● **What is required**: Which lines of the records contain "thấy"? Collect every one of them.

● **Input rows**:
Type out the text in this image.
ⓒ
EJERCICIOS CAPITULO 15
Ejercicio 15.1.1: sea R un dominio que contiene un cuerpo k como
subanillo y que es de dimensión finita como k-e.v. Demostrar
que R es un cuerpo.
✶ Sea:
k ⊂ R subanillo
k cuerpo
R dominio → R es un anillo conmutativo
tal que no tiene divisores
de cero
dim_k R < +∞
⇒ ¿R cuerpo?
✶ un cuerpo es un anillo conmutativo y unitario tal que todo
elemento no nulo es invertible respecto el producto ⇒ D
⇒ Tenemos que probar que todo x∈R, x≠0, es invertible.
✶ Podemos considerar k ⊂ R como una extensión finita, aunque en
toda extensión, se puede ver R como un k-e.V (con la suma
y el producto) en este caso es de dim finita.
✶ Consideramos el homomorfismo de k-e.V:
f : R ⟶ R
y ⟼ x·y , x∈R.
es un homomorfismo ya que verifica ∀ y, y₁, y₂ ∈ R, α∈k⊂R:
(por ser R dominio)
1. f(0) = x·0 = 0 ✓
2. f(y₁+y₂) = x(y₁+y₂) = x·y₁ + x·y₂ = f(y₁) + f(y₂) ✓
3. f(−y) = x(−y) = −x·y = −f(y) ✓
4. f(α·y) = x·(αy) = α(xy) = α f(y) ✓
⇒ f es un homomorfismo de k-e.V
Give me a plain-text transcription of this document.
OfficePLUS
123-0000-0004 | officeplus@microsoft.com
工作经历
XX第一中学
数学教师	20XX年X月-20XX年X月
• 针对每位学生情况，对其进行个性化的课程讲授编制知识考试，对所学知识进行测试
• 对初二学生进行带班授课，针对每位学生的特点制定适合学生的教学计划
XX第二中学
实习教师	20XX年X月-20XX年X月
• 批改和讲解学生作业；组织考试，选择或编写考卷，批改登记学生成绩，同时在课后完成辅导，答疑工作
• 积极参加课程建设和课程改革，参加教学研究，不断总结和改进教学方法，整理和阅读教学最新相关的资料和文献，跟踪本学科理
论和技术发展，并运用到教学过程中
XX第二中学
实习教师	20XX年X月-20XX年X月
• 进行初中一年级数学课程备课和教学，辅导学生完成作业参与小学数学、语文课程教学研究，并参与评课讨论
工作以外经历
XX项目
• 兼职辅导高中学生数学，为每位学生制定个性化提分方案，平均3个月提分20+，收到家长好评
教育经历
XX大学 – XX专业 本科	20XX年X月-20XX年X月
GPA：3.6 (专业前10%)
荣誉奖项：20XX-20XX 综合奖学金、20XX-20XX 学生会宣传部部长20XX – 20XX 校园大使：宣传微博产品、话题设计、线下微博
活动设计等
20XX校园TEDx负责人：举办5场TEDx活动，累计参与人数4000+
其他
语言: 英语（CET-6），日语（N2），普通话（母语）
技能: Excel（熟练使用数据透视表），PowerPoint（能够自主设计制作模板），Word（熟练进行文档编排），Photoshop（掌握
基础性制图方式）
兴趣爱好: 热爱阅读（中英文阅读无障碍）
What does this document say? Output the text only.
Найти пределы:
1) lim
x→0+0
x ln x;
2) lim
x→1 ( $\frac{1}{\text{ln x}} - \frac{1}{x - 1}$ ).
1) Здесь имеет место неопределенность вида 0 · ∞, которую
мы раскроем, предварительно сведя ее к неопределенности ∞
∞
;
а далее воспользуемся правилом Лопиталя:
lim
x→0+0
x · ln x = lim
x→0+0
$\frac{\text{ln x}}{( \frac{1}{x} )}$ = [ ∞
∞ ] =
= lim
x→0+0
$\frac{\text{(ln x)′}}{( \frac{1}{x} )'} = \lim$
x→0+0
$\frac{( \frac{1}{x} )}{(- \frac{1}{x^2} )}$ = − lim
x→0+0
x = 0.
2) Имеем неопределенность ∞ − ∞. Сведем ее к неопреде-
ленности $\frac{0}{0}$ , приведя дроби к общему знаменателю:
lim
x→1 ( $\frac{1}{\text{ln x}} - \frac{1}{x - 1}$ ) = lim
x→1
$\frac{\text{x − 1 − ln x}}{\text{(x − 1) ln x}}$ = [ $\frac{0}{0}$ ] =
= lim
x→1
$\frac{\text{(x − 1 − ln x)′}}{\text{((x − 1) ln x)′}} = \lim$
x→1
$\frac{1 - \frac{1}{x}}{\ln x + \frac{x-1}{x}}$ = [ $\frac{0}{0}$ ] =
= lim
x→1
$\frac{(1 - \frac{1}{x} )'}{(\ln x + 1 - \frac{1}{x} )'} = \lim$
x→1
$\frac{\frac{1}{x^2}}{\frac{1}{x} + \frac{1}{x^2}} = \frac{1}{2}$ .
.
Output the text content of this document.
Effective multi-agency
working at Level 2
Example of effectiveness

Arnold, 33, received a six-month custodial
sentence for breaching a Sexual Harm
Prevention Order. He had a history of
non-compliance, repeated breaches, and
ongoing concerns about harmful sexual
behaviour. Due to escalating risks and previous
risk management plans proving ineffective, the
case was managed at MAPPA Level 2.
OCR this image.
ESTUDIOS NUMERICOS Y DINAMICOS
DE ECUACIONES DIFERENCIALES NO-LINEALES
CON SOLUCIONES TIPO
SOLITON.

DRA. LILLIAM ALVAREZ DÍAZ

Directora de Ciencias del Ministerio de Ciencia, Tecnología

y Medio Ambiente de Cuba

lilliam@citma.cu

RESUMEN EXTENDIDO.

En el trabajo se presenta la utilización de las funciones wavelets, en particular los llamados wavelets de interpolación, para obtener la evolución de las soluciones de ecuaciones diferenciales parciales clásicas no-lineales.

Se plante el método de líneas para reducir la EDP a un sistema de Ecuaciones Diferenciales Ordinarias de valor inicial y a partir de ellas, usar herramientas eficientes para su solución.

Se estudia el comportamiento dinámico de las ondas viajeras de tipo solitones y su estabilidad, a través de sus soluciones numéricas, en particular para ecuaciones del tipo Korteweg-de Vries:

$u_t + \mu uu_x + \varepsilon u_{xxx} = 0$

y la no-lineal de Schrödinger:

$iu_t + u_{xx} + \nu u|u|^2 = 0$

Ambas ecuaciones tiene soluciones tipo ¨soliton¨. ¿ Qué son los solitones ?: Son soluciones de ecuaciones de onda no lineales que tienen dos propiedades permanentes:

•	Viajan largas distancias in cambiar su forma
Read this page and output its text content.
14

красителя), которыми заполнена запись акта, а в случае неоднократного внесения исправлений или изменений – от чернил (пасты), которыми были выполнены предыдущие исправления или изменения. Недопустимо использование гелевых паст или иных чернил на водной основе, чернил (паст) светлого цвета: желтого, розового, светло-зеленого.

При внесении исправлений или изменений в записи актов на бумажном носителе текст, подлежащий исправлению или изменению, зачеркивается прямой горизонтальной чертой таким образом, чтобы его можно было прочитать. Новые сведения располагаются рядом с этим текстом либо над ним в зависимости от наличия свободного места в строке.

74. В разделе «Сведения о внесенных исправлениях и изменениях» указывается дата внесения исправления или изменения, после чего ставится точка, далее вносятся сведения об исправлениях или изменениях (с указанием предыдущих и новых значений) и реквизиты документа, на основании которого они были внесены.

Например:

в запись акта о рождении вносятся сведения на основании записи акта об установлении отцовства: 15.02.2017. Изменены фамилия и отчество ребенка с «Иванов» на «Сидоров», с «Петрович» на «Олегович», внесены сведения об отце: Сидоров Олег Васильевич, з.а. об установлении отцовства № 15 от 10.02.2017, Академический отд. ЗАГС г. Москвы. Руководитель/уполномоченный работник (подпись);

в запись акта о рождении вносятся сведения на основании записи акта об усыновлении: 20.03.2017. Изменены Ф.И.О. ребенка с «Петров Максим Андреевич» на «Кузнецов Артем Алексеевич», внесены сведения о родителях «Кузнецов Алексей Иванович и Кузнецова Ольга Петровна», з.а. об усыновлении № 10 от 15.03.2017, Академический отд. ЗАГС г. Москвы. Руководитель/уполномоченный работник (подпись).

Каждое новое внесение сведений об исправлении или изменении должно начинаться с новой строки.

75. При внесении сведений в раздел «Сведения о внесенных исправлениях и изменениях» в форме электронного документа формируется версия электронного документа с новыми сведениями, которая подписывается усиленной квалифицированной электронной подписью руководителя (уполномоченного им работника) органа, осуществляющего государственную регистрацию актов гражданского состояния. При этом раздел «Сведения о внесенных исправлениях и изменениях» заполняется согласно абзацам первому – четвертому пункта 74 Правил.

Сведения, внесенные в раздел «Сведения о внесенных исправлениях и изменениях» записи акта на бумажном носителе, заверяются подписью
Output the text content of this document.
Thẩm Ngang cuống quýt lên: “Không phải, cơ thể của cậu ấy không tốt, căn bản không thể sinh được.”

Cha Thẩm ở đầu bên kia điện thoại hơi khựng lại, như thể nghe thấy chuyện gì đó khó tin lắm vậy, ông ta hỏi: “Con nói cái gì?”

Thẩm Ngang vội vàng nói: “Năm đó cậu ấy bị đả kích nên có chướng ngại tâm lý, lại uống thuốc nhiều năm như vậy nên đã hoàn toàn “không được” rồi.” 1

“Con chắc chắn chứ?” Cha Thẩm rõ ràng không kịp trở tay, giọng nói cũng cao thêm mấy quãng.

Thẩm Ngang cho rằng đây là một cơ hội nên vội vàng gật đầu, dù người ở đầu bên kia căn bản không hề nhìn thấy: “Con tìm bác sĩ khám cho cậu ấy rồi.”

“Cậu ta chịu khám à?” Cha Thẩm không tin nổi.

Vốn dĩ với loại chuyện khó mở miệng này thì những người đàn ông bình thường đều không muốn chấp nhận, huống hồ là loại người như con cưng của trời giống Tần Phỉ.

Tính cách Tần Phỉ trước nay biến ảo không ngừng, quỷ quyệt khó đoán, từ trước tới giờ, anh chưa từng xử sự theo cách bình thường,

● **Finished answer**:
Cha Thẩm ở đầu bên kia điện thoại hơi khựng lại, như thể nghe thấy chuyện gì đó khó tin lắm vậy, ông ta hỏi: “Con nói cái gì?”
Thẩm Ngang cho rằng đây là một cơ hội nên vội vàng gật đầu, dù người ở đầu bên kia căn bản không hề nhìn thấy: “Con tìm bác sĩ khám cho cậu ấy rồi.”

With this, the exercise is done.